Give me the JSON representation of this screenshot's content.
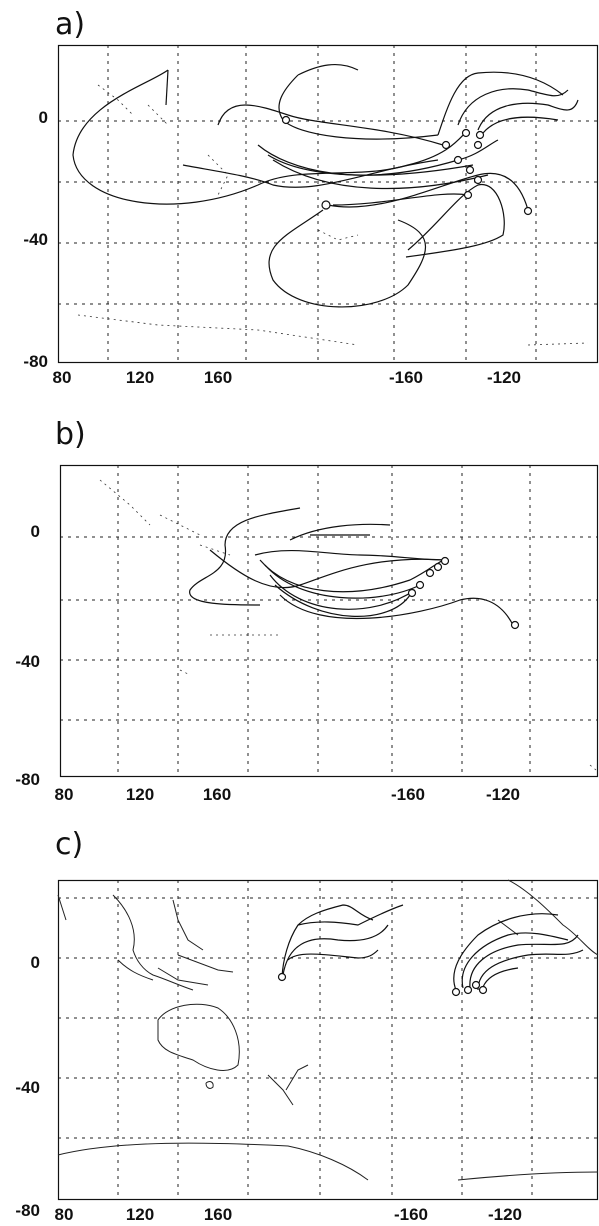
{
  "panels": [
    {
      "label": "a)",
      "content": "trajectories crossing the South Pacific from the central and eastern Pacific"
    },
    {
      "label": "b)",
      "content": "trajectories from the central Pacific toward the western Pacific"
    },
    {
      "label": "c)",
      "content": "trajectories over the equatorial Pacific, with coastlines"
    }
  ],
  "axes": {
    "x_ticks": [
      "80",
      "120",
      "160",
      "-160",
      "-120"
    ],
    "y_ticks": [
      "0",
      "-40",
      "-80"
    ]
  },
  "colors": {
    "line": "#111111",
    "grid": "#222222",
    "coast": "#333333"
  }
}
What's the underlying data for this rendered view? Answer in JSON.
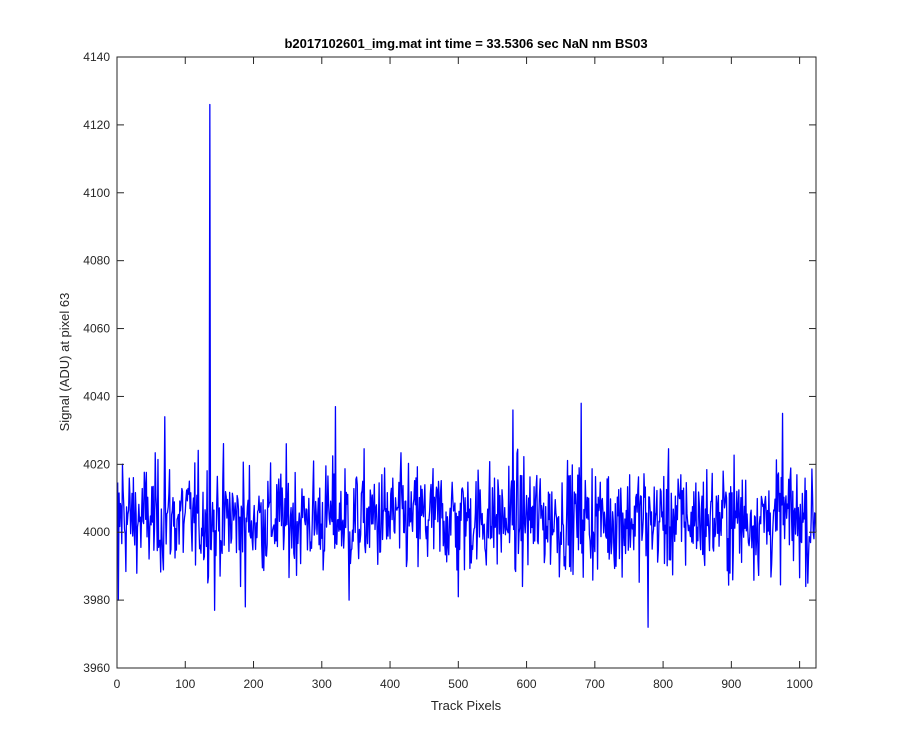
{
  "chart_data": {
    "type": "line",
    "title": "b2017102601_img.mat int time = 33.5306 sec  NaN nm BS03",
    "xlabel": "Track Pixels",
    "ylabel": "Signal (ADU) at pixel 63",
    "xlim": [
      0,
      1024
    ],
    "ylim": [
      3960,
      4140
    ],
    "xticks": [
      0,
      100,
      200,
      300,
      400,
      500,
      600,
      700,
      800,
      900,
      1000
    ],
    "yticks": [
      3960,
      3980,
      4000,
      4020,
      4040,
      4060,
      4080,
      4100,
      4120,
      4140
    ],
    "grid": false,
    "box": true,
    "line_color": "#0000ff",
    "series": [
      {
        "baseline": 4004,
        "features": [
          {
            "x": 2,
            "y": 3980
          },
          {
            "x": 8,
            "y": 4020
          },
          {
            "x": 70,
            "y": 4034
          },
          {
            "x": 136,
            "y": 4126
          },
          {
            "x": 143,
            "y": 3977
          },
          {
            "x": 188,
            "y": 3978
          },
          {
            "x": 320,
            "y": 4037
          },
          {
            "x": 340,
            "y": 3980
          },
          {
            "x": 500,
            "y": 3981
          },
          {
            "x": 580,
            "y": 4036
          },
          {
            "x": 680,
            "y": 4038
          },
          {
            "x": 778,
            "y": 3972
          },
          {
            "x": 975,
            "y": 4035
          },
          {
            "x": 1012,
            "y": 3985
          }
        ]
      }
    ]
  }
}
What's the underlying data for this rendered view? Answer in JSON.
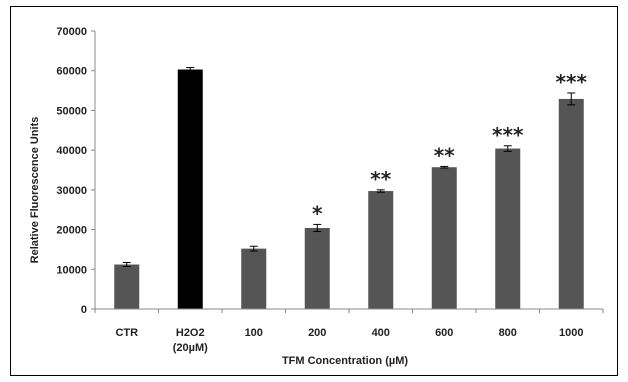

§ Directive
Gather all lines where the word "from" appears.

§ The solution
      "content": "trajectories crossing the South Pacific from the central and eastern Pacific"
      "content": "trajectories from the central Pacific toward the western Pacific"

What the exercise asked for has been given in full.